■ **Raw records**
☆ ☆ ☆ ☆

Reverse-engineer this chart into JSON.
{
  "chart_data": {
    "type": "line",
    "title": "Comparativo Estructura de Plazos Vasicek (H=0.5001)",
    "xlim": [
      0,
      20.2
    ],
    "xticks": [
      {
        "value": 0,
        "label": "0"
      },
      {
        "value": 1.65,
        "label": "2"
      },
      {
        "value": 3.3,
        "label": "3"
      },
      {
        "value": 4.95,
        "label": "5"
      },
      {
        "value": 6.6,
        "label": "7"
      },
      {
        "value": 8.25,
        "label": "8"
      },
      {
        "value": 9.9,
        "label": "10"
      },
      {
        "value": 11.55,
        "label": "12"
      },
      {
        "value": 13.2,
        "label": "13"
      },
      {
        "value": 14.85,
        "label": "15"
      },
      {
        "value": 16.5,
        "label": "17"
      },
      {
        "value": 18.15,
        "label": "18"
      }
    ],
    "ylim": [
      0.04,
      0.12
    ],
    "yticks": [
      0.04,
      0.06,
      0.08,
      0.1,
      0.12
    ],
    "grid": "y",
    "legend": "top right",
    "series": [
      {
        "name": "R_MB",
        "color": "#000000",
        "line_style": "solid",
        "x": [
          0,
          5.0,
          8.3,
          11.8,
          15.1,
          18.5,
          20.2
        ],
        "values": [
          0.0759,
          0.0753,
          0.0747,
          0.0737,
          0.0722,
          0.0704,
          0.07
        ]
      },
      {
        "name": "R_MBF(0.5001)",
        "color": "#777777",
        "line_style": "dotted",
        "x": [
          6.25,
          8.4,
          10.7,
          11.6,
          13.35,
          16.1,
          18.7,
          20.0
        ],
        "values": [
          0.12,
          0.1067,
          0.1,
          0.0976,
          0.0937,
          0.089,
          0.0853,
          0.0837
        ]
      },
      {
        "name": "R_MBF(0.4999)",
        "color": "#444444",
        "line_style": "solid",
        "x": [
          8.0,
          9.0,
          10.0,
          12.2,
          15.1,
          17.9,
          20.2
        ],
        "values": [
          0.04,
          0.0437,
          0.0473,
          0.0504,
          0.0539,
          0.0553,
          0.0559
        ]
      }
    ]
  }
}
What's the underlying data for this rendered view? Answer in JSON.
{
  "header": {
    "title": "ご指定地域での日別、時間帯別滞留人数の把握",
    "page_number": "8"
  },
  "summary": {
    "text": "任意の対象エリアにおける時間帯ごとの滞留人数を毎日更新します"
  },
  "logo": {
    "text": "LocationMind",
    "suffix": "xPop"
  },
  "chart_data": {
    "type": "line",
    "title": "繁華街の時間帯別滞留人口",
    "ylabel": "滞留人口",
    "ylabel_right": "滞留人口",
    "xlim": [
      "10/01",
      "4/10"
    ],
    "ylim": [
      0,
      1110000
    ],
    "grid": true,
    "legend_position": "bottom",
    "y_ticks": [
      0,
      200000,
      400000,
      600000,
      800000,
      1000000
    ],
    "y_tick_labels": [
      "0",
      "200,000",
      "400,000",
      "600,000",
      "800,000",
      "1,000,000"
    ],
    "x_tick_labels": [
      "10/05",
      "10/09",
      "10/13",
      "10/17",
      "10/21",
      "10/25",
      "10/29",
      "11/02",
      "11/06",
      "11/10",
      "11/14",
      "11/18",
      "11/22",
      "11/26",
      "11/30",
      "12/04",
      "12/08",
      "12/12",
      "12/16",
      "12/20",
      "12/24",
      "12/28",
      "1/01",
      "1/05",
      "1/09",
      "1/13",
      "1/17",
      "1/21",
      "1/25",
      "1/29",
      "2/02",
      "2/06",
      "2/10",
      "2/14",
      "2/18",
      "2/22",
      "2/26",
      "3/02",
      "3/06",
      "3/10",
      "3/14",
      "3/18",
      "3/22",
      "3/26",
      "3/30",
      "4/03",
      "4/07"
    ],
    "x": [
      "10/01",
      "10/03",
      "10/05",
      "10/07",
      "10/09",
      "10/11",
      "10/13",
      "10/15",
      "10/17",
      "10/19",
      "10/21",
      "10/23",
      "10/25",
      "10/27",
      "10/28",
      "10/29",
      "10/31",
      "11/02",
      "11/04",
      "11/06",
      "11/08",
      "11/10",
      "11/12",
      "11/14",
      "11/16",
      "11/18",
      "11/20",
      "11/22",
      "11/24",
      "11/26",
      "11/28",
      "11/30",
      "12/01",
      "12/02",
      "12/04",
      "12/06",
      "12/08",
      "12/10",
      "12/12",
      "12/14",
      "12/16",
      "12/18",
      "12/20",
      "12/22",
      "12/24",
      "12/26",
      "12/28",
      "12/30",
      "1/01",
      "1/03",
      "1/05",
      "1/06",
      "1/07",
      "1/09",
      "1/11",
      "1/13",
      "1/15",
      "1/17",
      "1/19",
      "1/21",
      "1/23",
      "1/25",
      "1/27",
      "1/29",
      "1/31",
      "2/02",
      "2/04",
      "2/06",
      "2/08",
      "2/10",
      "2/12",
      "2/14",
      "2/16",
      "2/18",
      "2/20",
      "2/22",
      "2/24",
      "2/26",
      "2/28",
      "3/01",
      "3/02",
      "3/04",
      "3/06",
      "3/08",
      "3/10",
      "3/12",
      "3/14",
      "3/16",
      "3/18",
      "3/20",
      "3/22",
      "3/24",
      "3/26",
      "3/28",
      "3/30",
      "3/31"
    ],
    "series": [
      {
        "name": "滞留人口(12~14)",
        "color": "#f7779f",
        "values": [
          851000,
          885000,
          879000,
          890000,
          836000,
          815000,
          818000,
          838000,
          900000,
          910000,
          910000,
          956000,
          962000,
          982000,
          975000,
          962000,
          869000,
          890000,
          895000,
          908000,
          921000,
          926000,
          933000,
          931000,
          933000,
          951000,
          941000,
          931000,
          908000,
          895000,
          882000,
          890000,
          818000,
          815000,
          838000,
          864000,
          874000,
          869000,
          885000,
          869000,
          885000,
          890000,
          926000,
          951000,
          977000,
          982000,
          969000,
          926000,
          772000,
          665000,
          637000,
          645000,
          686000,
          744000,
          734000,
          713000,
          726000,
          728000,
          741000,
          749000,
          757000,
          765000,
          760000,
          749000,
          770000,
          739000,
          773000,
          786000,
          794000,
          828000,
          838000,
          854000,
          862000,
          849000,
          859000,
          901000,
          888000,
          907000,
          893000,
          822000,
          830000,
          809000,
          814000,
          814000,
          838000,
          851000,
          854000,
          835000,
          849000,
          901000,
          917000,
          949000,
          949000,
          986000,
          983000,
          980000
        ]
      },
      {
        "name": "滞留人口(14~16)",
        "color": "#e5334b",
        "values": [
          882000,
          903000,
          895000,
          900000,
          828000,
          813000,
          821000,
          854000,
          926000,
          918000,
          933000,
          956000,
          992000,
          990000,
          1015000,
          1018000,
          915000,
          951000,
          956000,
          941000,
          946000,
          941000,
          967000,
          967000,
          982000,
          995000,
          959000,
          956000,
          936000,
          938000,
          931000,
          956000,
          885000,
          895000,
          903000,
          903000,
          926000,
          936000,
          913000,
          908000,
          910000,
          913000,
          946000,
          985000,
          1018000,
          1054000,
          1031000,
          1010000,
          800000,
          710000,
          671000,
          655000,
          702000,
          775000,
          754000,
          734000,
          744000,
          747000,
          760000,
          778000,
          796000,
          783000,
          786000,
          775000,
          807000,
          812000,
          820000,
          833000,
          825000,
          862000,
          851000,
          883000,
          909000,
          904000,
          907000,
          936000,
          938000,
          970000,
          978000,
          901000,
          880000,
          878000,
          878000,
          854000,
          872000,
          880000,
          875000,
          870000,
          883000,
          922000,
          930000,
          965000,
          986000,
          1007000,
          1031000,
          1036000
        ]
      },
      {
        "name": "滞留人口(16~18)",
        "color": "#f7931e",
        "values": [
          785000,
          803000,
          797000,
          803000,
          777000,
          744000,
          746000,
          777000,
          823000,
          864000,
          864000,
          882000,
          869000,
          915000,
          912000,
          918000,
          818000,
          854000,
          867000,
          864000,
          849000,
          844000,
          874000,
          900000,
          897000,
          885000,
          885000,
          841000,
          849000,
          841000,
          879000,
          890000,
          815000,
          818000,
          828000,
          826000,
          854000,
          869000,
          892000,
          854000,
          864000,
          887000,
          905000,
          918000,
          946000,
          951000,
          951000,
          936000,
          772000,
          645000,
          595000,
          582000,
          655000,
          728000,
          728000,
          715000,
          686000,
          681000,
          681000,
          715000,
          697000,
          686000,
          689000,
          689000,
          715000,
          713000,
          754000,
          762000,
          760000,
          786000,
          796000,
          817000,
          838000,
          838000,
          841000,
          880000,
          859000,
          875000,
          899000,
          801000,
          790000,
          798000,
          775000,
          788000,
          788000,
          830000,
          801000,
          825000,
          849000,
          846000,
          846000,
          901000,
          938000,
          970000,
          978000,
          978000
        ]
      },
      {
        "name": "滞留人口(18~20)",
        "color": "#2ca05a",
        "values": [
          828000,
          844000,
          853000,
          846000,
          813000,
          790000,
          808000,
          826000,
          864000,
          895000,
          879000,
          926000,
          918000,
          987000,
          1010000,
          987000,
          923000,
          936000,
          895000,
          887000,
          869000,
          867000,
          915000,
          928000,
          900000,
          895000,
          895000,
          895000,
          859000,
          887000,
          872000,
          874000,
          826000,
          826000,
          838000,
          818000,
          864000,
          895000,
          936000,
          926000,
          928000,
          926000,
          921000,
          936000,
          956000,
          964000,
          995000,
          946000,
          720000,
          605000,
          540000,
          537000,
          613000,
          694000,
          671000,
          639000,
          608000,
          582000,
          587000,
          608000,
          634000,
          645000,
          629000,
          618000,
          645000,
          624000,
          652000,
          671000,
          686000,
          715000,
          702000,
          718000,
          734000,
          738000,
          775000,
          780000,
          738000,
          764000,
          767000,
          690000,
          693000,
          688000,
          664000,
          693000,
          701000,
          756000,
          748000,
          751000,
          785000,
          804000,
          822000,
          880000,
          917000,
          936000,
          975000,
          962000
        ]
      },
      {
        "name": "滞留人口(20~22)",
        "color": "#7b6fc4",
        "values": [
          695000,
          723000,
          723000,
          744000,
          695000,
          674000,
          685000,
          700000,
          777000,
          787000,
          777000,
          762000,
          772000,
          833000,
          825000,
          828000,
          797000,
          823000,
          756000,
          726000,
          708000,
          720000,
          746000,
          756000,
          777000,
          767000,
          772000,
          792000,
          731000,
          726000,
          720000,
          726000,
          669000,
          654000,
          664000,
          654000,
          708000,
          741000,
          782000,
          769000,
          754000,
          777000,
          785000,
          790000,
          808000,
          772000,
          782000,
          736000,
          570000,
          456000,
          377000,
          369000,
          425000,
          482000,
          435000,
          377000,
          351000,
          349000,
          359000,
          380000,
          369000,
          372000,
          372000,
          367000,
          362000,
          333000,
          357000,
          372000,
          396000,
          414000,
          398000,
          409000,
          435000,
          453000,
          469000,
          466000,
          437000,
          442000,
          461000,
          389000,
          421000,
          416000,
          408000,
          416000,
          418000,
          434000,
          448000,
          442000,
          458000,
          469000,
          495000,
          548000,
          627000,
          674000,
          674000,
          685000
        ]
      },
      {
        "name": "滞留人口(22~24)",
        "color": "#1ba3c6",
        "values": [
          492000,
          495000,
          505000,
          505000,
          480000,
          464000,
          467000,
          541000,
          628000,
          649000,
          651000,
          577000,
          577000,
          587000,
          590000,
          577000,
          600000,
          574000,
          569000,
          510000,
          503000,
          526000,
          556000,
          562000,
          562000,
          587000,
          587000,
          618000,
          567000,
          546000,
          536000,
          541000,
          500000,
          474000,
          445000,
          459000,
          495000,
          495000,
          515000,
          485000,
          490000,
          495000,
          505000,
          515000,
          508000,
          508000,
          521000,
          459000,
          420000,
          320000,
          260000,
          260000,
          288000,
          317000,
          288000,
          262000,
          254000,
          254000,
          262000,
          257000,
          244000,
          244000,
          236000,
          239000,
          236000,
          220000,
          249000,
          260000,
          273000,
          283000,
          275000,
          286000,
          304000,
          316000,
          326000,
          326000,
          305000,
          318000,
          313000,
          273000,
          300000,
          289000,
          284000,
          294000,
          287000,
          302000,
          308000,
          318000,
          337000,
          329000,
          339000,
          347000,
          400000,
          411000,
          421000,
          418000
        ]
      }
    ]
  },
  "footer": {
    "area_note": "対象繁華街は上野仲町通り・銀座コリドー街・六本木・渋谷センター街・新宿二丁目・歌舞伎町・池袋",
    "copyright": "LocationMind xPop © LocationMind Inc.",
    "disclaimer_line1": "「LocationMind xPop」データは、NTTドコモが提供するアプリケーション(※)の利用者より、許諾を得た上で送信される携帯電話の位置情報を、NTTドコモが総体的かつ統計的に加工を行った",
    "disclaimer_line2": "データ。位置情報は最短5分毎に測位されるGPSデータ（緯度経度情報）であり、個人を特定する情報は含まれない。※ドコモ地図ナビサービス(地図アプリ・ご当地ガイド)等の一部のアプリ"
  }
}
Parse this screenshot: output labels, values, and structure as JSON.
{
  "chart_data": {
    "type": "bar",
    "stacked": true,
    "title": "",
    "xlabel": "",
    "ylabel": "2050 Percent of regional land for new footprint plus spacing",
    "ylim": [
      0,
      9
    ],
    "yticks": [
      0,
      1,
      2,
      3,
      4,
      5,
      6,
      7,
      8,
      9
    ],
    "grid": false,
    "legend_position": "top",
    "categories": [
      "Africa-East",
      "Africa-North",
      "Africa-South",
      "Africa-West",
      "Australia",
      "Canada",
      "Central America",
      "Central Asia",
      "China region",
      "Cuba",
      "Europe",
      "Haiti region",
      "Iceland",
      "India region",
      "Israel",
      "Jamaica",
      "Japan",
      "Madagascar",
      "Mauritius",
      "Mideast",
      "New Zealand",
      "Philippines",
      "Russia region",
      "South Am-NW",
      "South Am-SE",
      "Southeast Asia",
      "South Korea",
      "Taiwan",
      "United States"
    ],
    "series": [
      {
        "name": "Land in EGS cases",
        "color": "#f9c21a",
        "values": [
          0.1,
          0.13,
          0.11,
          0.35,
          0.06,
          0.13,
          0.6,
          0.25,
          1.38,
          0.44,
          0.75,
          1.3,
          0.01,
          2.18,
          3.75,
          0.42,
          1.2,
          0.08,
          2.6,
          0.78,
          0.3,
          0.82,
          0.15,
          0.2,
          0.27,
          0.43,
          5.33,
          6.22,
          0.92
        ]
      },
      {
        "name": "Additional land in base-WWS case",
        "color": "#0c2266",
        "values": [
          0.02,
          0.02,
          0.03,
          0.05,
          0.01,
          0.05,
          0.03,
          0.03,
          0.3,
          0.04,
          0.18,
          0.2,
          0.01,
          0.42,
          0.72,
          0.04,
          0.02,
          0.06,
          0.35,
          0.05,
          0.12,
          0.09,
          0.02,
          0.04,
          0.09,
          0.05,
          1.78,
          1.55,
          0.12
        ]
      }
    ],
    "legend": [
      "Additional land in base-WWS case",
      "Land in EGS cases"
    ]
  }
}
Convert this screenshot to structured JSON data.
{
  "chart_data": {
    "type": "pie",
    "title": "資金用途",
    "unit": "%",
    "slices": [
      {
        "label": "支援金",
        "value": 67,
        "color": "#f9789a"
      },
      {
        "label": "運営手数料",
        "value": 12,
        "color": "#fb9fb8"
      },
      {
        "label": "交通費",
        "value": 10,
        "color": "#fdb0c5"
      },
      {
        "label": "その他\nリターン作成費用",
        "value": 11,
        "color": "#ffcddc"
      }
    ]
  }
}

☆ ☆ ☆ ☆

Using the listing above, gather each line that holds the string "text" and copy it.

■ **Written response**
    "text": "任意の対象エリアにおける時間帯ごとの滞留人数を毎日更新します"
    "text": "LocationMind",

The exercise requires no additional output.